▸ PASSAGE TO READ
· · ·
I think it was a rule during the early days of movies and television that the good guys had to always win in the end.  I remember seeing some classics like Orwell's "Animal Farm" and Thornton Wilder's "Our Town" where the ending was changed for the movie version.  I can see it if the story was originally written for a movie, but to take something famous and change it like that seems to be an insult to the intelligence of the viewers.  I wasn't crazy about cartoons as a kid for that very reason, well that and the rampant anthropomorphism.

Disney started out in that culture but, looking back on it, I think he was partly responsible for the eventual segueing away from it.  I remember crying in disbelief when Davy Crocket went down swinging at the Alamo.  I kept waiting for the part where he pulls off a miracle save at the last minute, but it never came.  By the time I saw "The Great Locomotive Chase", I had become sufficiently desensitized that it didn't bother me too much when the good guys failed in their mission.  It was history after all, and to change history just to make a happy ending would be kind of a travesty.
· · ·
▸ SUPPLIED MATERIAL
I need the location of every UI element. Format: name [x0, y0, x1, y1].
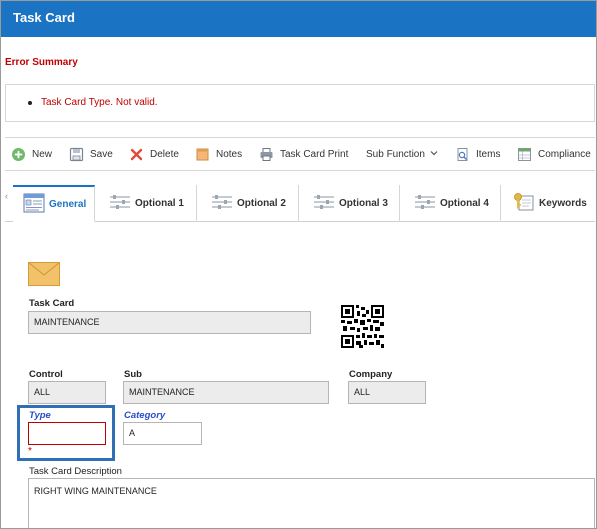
sliders-icon	[313, 194, 335, 213]
error-bullet	[28, 101, 32, 105]
tab-optional-1[interactable]: Optional 1	[95, 185, 197, 222]
control-field[interactable]: ALL	[28, 381, 106, 404]
save-label: Save	[90, 148, 113, 160]
notes-button[interactable]: Notes	[195, 138, 242, 170]
category-label[interactable]: Category	[124, 410, 165, 421]
toolbar: New Save Delete Notes Task Card Print Su…	[5, 137, 595, 171]
control-label: Control	[29, 369, 63, 380]
tab-general[interactable]: General	[13, 185, 95, 222]
task-card-print-button[interactable]: Task Card Print	[259, 138, 348, 170]
tab-bar: ‹ General Optional 1 Optional 2 Optional…	[5, 185, 595, 222]
error-summary-box: Task Card Type. Not valid.	[5, 84, 595, 122]
qr-code-icon	[341, 305, 384, 348]
envelope-icon[interactable]	[28, 262, 60, 286]
tab-keywords-label: Keywords	[539, 198, 587, 209]
delete-button[interactable]: Delete	[129, 138, 179, 170]
window-title: Task Card	[13, 10, 75, 25]
compliance-button[interactable]: Compliance	[517, 138, 591, 170]
printer-icon	[259, 147, 274, 162]
error-message: Task Card Type. Not valid.	[41, 97, 158, 108]
task-card-field[interactable]: MAINTENANCE	[28, 311, 311, 334]
tab-optional-4-label: Optional 4	[440, 198, 489, 209]
sub-field[interactable]: MAINTENANCE	[123, 381, 329, 404]
new-label: New	[32, 148, 53, 160]
title-bar: Task Card	[1, 1, 596, 37]
form-icon	[23, 193, 45, 216]
tab-optional-3[interactable]: Optional 3	[299, 185, 400, 222]
tab-optional-1-label: Optional 1	[135, 198, 184, 209]
type-field[interactable]	[28, 422, 106, 445]
task-card-window: Task Card Error Summary Task Card Type. …	[0, 0, 597, 529]
compliance-label: Compliance	[538, 148, 591, 160]
description-label: Task Card Description	[29, 466, 122, 477]
sub-function-dropdown[interactable]: Sub Function	[366, 138, 438, 170]
notes-label: Notes	[216, 148, 243, 160]
notes-icon	[195, 147, 210, 162]
save-button[interactable]: Save	[69, 138, 113, 170]
error-summary-title: Error Summary	[5, 57, 78, 68]
tab-keywords[interactable]: Keywords	[501, 185, 595, 222]
items-button[interactable]: Items	[455, 138, 500, 170]
required-marker: *	[28, 446, 32, 457]
company-label: Company	[349, 369, 393, 380]
sliders-icon	[109, 194, 131, 213]
tab-optional-3-label: Optional 3	[339, 198, 388, 209]
type-label[interactable]: Type	[29, 410, 51, 421]
company-field[interactable]: ALL	[348, 381, 426, 404]
sub-label: Sub	[124, 369, 142, 380]
description-textarea[interactable]: RIGHT WING MAINTENANCE	[28, 478, 595, 528]
save-icon	[69, 147, 84, 162]
delete-label: Delete	[150, 148, 179, 160]
sub-function-label: Sub Function	[366, 148, 425, 160]
tab-optional-4[interactable]: Optional 4	[400, 185, 501, 222]
plus-circle-icon	[11, 147, 26, 162]
tab-optional-2-label: Optional 2	[237, 198, 286, 209]
task-card-label: Task Card	[29, 298, 75, 309]
items-icon	[455, 147, 470, 162]
delete-x-icon	[129, 147, 144, 162]
compliance-icon	[517, 147, 532, 162]
items-label: Items	[476, 148, 501, 160]
chevron-down-icon	[430, 149, 438, 160]
key-icon	[513, 192, 535, 215]
tab-general-label: General	[49, 198, 87, 210]
task-card-print-label: Task Card Print	[280, 148, 349, 160]
sliders-icon	[211, 194, 233, 213]
new-button[interactable]: New	[11, 138, 52, 170]
sliders-icon	[414, 194, 436, 213]
category-field[interactable]: A	[123, 422, 202, 445]
tab-optional-2[interactable]: Optional 2	[197, 185, 299, 222]
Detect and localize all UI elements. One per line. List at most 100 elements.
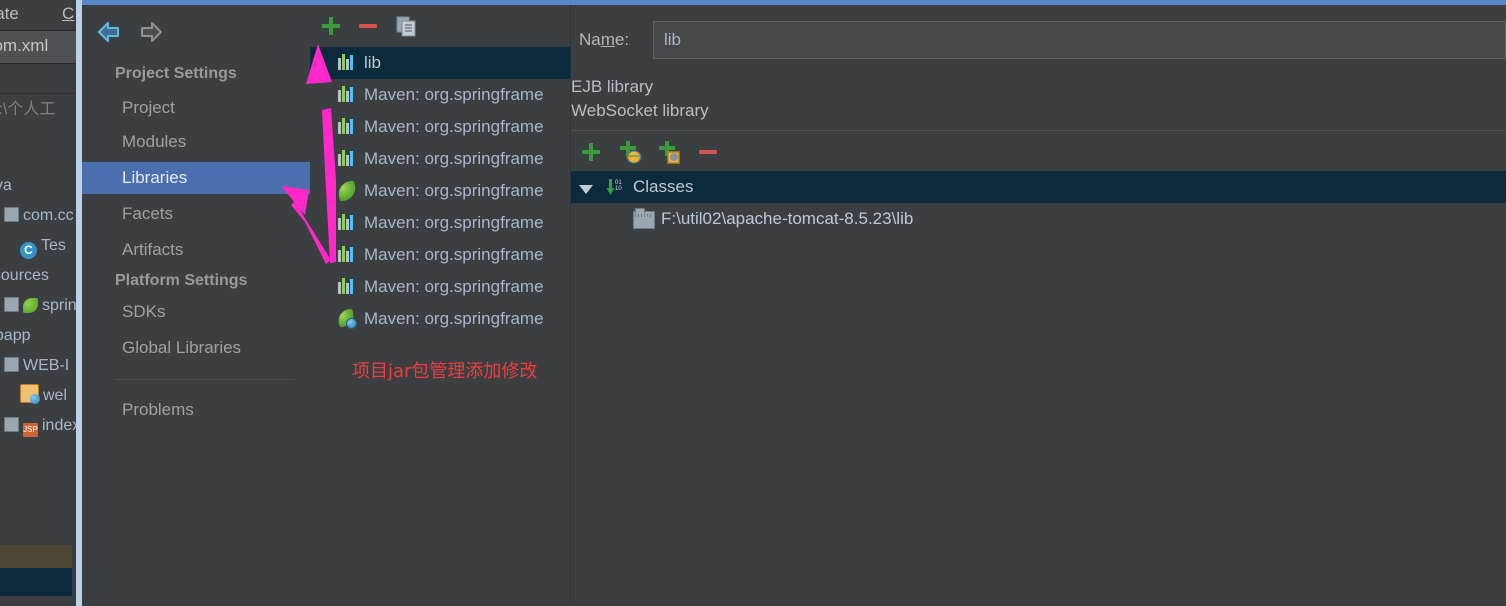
- sidebar-item-label: Libraries: [122, 168, 188, 187]
- tree-row[interactable]: com.cc: [4, 204, 74, 228]
- project-structure-screenshot: igate C pom.xml G:\个人工 ava com.cc CTes e…: [0, 0, 1506, 606]
- back-arrow-icon[interactable]: [94, 19, 124, 45]
- tree-item-label: esources: [0, 267, 49, 284]
- library-icon: [338, 150, 356, 168]
- list-item[interactable]: Maven: org.springframe: [310, 271, 570, 303]
- sidebar-item-label: Global Libraries: [122, 338, 242, 357]
- sidebar-item-libraries[interactable]: Libraries: [82, 162, 310, 194]
- sidebar-item-facets[interactable]: Facets: [82, 198, 310, 230]
- ejb-library-note: EJB library: [571, 77, 654, 96]
- list-item-label: lib: [364, 53, 382, 72]
- tree-row[interactable]: C Tes: [20, 234, 66, 259]
- project-tree: G:\个人工 ava com.cc CTes esources spring e…: [0, 94, 86, 554]
- project-structure-dialog: Project Settings Project Modules Librari…: [76, 0, 1506, 606]
- tree-item-label: Tes: [41, 237, 66, 254]
- list-item-label: Maven: org.springframe: [364, 245, 544, 264]
- settings-sidebar: Project Settings Project Modules Librari…: [82, 5, 311, 606]
- remove-library-button[interactable]: [355, 14, 381, 38]
- svg-text:10: 10: [615, 186, 622, 192]
- list-item[interactable]: Maven: org.springframe: [310, 207, 570, 239]
- tree-row[interactable]: ebapp: [0, 324, 31, 348]
- list-item[interactable]: Maven: org.springframe: [310, 79, 570, 111]
- library-icon: [338, 246, 356, 264]
- tree-row-label: F:\util02\apache-tomcat-8.5.23\lib: [661, 209, 914, 228]
- triangle-down-icon[interactable]: [579, 182, 593, 200]
- list-item[interactable]: Maven: org.springframe: [310, 239, 570, 271]
- sidebar-item-artifacts[interactable]: Artifacts: [82, 234, 310, 266]
- list-item[interactable]: Maven: org.springframe: [310, 143, 570, 175]
- tree-row[interactable]: esources: [0, 264, 49, 288]
- libraries-list[interactable]: lib Maven: org.springframe Maven: org.sp…: [310, 47, 570, 329]
- library-name-input[interactable]: lib: [653, 21, 1506, 59]
- library-icon: [338, 118, 356, 136]
- library-icon: [338, 278, 356, 296]
- library-icon: [338, 54, 356, 72]
- tree-row-label: Classes: [633, 177, 694, 196]
- add-root-button[interactable]: [577, 139, 605, 165]
- package-icon: [4, 357, 19, 372]
- list-item-label: Maven: org.springframe: [364, 213, 544, 232]
- spring-leaf-icon: [23, 298, 38, 313]
- tree-item-label: ava: [0, 177, 12, 194]
- list-item[interactable]: Maven: org.springframe: [310, 175, 570, 207]
- websocket-library-note: WebSocket library: [571, 101, 709, 120]
- tree-row[interactable]: G:\个人工: [0, 98, 55, 122]
- editor-selected-line: l: [0, 568, 72, 596]
- package-icon: [4, 417, 19, 432]
- tree-row[interactable]: wel: [20, 384, 67, 408]
- remove-root-button[interactable]: [694, 139, 722, 165]
- sidebar-item-label: Problems: [122, 400, 194, 419]
- detail-separator: [571, 130, 1506, 131]
- tree-row[interactable]: WEB-I: [4, 354, 69, 378]
- java-class-icon: C: [20, 242, 37, 259]
- library-roots-tree[interactable]: 01 10 Classes F:\util02\apache-tomcat-8.…: [571, 171, 1506, 606]
- forward-arrow-icon[interactable]: [136, 19, 166, 45]
- sidebar-item-modules[interactable]: Modules: [82, 126, 310, 158]
- project-tool-window-header: [0, 64, 86, 94]
- sidebar-item-problems[interactable]: Problems: [82, 394, 310, 426]
- sidebar-divider: [115, 379, 295, 380]
- tree-item-label: wel: [43, 387, 68, 404]
- sidebar-item-sdks[interactable]: SDKs: [82, 296, 310, 328]
- list-item-label: Maven: org.springframe: [364, 117, 544, 136]
- spring-leaf-icon: [336, 180, 358, 202]
- library-detail-panel: Name: lib EJB library WebSocket library: [571, 5, 1506, 606]
- web-xml-icon: [20, 384, 40, 404]
- sidebar-item-label: Project: [122, 98, 175, 117]
- library-icon: [338, 86, 356, 104]
- copy-library-button[interactable]: [394, 14, 420, 38]
- sidebar-item-label: Artifacts: [122, 240, 184, 259]
- list-item-label: Maven: org.springframe: [364, 277, 544, 296]
- tree-item-label: G:\个人工: [0, 101, 56, 118]
- tree-row[interactable]: spring: [4, 294, 86, 318]
- list-item-label: Maven: org.springframe: [364, 149, 544, 168]
- tree-row-classpath-entry[interactable]: F:\util02\apache-tomcat-8.5.23\lib: [571, 203, 1506, 235]
- background-ide-window: igate C pom.xml G:\个人工 ava com.cc CTes e…: [0, 0, 86, 606]
- list-item[interactable]: Maven: org.springframe: [310, 303, 570, 335]
- menu-item-navigate[interactable]: igate: [0, 4, 19, 24]
- folder-icon: [633, 208, 655, 229]
- editor-tab-bar: pom.xml: [0, 31, 86, 64]
- add-url-root-button[interactable]: [616, 139, 644, 165]
- list-item[interactable]: Maven: org.springframe: [310, 111, 570, 143]
- status-bar: [0, 596, 86, 606]
- add-library-button[interactable]: [318, 14, 344, 38]
- tree-item-label: ebapp: [0, 327, 31, 344]
- sidebar-item-project[interactable]: Project: [82, 92, 310, 124]
- sidebar-item-global-libraries[interactable]: Global Libraries: [82, 332, 310, 364]
- spring-web-leaf-icon: [336, 308, 357, 329]
- menu-item-code[interactable]: C: [62, 4, 74, 24]
- package-icon: [4, 207, 19, 222]
- list-item[interactable]: lib: [310, 47, 570, 79]
- editor-tab-pom-xml[interactable]: pom.xml: [0, 36, 48, 56]
- add-module-root-button[interactable]: [655, 139, 683, 165]
- libraries-list-panel: lib Maven: org.springframe Maven: org.sp…: [310, 5, 571, 606]
- name-label-pre: Na: [579, 30, 601, 49]
- sidebar-item-label: Modules: [122, 132, 187, 151]
- package-icon: [4, 297, 19, 312]
- tree-row[interactable]: JSP index.j: [4, 414, 86, 438]
- tree-row[interactable]: ava: [0, 174, 12, 198]
- libraries-toolbar: [310, 5, 570, 45]
- tree-row-classes[interactable]: 01 10 Classes: [571, 171, 1506, 203]
- classes-order-icon: 01 10: [605, 177, 625, 197]
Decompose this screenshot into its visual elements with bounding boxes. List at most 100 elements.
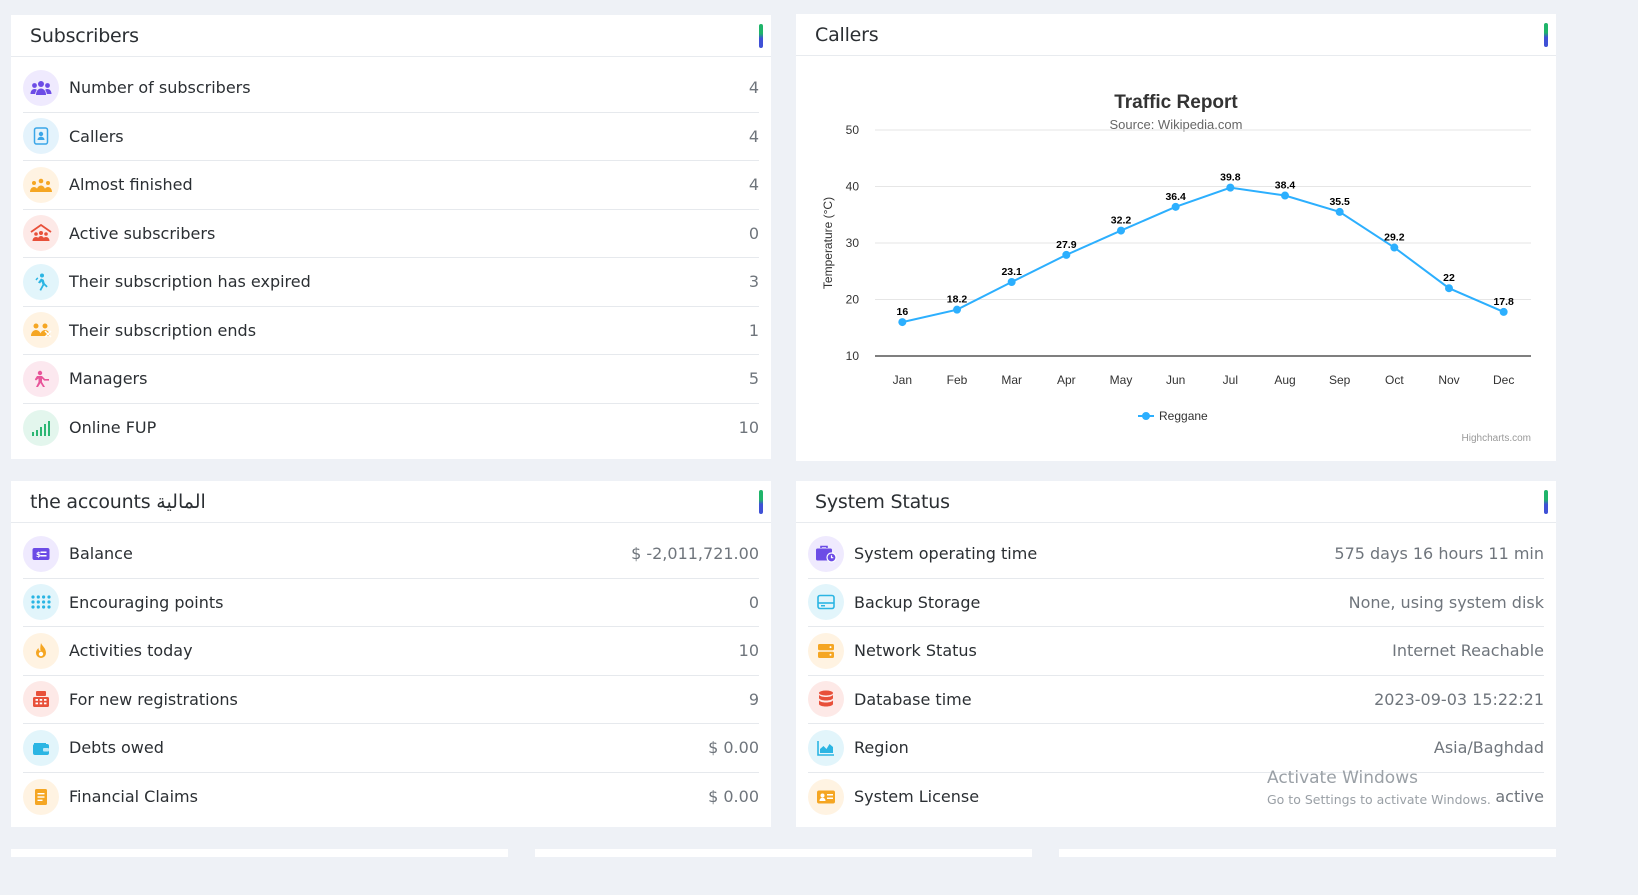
list-item-value: active [1495,787,1544,807]
bottom-card-3 [1059,849,1556,857]
list-item[interactable]: Their subscription ends 1 [23,307,759,355]
list-item-label: Region [854,738,909,758]
chart-credits: Highcharts.com [1462,433,1531,444]
list-item[interactable]: Network Status Internet Reachable [808,627,1544,676]
traffic-chart: Traffic Report Source: Wikipedia.com 10 20 3… [796,56,1556,466]
x-tick-label: Oct [1385,373,1404,387]
card-accent-bar [1544,22,1548,47]
x-tick-label: Feb [947,373,968,387]
active-users-icon [23,215,59,252]
accounts-card: the accounts المالية $ Balance $ -2,011,… [11,481,771,827]
list-item-label: Callers [69,126,124,146]
users-group-icon [23,69,59,106]
system-status-card-header: System Status [796,481,1556,523]
data-label: 23.1 [1001,266,1022,278]
watermark-subtitle: Go to Settings to activate Windows. [1267,792,1491,807]
data-label: 27.9 [1056,239,1077,251]
series-line [902,186,1505,324]
list-item-value: 0 [748,592,759,612]
list-item[interactable]: Active subscribers 0 [23,210,759,258]
system-status-title: System Status [815,490,950,513]
storage-icon [808,584,844,621]
y-axis-label: Temperature (°C) [821,197,835,289]
data-label: 38.4 [1275,180,1296,192]
list-item-value: 10 [738,641,759,661]
list-item-label: Balance [69,544,133,564]
data-label: 39.8 [1220,172,1241,184]
list-item[interactable]: $ Balance $ -2,011,721.00 [23,530,759,579]
subscribers-list: Number of subscribers 4 Callers 4 Almost… [11,57,771,452]
bottom-card-1 [11,849,508,857]
database-icon [808,681,844,718]
fire-icon [23,632,59,669]
list-item[interactable]: Online FUP 10 [23,404,759,453]
data-label: 35.5 [1329,196,1350,208]
list-item-value: 4 [748,126,759,146]
data-point [1117,226,1125,235]
callers-card-header: Callers [796,14,1556,56]
list-item[interactable]: Region Asia/Baghdad [808,724,1544,773]
traffic-chart-svg: Traffic ReportSource: Wikipedia.com10203… [821,92,1531,444]
list-item-value: $ 0.00 [708,738,759,758]
accounts-title: the accounts المالية [30,490,206,513]
list-item-label: Their subscription ends [69,320,257,340]
list-item-value: $ 0.00 [708,787,759,807]
bottom-card-2 [535,849,1032,857]
data-label: 29.2 [1384,232,1405,244]
list-item[interactable]: Their subscription has expired 3 [23,258,759,307]
list-item-value: 0 [748,223,759,243]
list-item[interactable]: Backup Storage None, using system disk [808,579,1544,627]
chart-title: Traffic Report [1114,92,1238,113]
data-point [1062,250,1071,259]
windows-activation-watermark: Activate Windows Go to Settings to activ… [1267,768,1491,807]
list-item-value: Asia/Baghdad [1433,738,1544,758]
data-label: 18.2 [947,294,968,306]
list-item-label: Online FUP [69,418,157,438]
card-accent-bar [759,23,763,48]
x-tick-label: Mar [1001,373,1022,387]
list-item[interactable]: Encouraging points 0 [23,579,759,627]
list-item-label: Financial Claims [69,787,198,807]
list-item-value: 575 days 16 hours 11 min [1334,544,1544,564]
list-item-value: 4 [748,175,759,195]
x-tick-label: Jun [1166,373,1185,387]
data-label: 17.8 [1493,296,1514,308]
accounts-list: $ Balance $ -2,011,721.00 Encouraging po… [11,523,771,821]
list-item[interactable]: System operating time 575 days 16 hours … [808,530,1544,579]
y-tick-label: 30 [846,236,860,250]
data-point [1445,284,1453,293]
users-remove-icon [23,312,59,349]
data-label: 16 [896,306,908,318]
list-item[interactable]: Activities today 10 [23,627,759,676]
x-tick-label: Jul [1223,373,1238,387]
data-point [1335,207,1344,216]
list-item-label: Almost finished [69,175,193,195]
x-tick-label: Jan [893,373,912,387]
list-item-label: Number of subscribers [69,78,251,98]
server-icon [808,632,844,669]
data-point [1007,277,1016,286]
list-item[interactable]: Managers 5 [23,355,759,404]
area-chart-icon [808,729,844,766]
y-tick-label: 20 [846,293,860,307]
list-item-label: Their subscription has expired [69,272,311,292]
document-icon [23,778,59,815]
svg-text:$: $ [36,551,41,559]
list-item[interactable]: Number of subscribers 4 [23,64,759,113]
list-item-value: None, using system disk [1348,592,1544,612]
list-item[interactable]: Callers 4 [23,113,759,161]
list-item[interactable]: For new registrations 9 [23,676,759,724]
list-item[interactable]: Almost finished 4 [23,161,759,210]
card-accent-bar [759,489,763,514]
watermark-title: Activate Windows [1267,768,1418,788]
list-item-label: Active subscribers [69,223,216,243]
legend-marker [1142,412,1150,420]
list-item-value: 1 [748,320,759,340]
list-item[interactable]: Database time 2023-09-03 15:22:21 [808,676,1544,724]
card-accent-bar [1544,489,1548,514]
list-item-value: 9 [748,689,759,709]
x-tick-label: Dec [1493,373,1514,387]
list-item[interactable]: Debts owed $ 0.00 [23,724,759,773]
legend-label: Reggane [1159,409,1208,423]
list-item[interactable]: Financial Claims $ 0.00 [23,773,759,822]
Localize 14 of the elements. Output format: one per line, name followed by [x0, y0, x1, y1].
· · ·
▸ THINGS TO DO
• A. Reproduce the passage on movie endings between "Disney started out" and "of a travesty.", inclusive.
• B. In the passage on movie endings, which two classics does the writer remember seeing with their endings changed for the movie version?
• C. Carry on with the passage on movie endings from its last sentence.
The entries are separate material that has nothing to do with the passage on movie endings.

▸ RESPONSES BY TASK
• A.
Disney started out in that culture but, looking back on it, I think he was partly responsible for the eventual segueing away from it.  I remember crying in disbelief when Davy Crocket went down swinging at the Alamo.  I kept waiting for the part where he pulls off a miracle save at the last minute, but it never came.  By the time I saw "The Great Locomotive Chase", I had become sufficiently desensitized that it didn't bother me too much when the good guys failed in their mission.  It was history after all, and to change history just to make a happy ending would be kind of a travesty.

• B. Orwell's "Animal Farm" and Thornton Wilder's "Our Town."

• C.
Love him or hate him, there's no denying that Walt Disney was an icon of American pop culture.  I liked some of his stuff, and dismissed most of the rest as childish nonsense, all except for "Bambi".  Now that one wasn't just factually inaccurate, it was downright subversive.  To this day, another popular term for anthropomorphism is "Bambi-ism".

Well, only one more sub-zero night and then the temps are supposed to return to normal for this time of year.  Our gas furnace is still chugging long, and it seems to be complaining less often than it did a week ago.  Maybe it was just spoiled by 18 years of being subsidized by the wood furnace and now is learning to stand up and take it like a man.  How's that for anthropomorphism?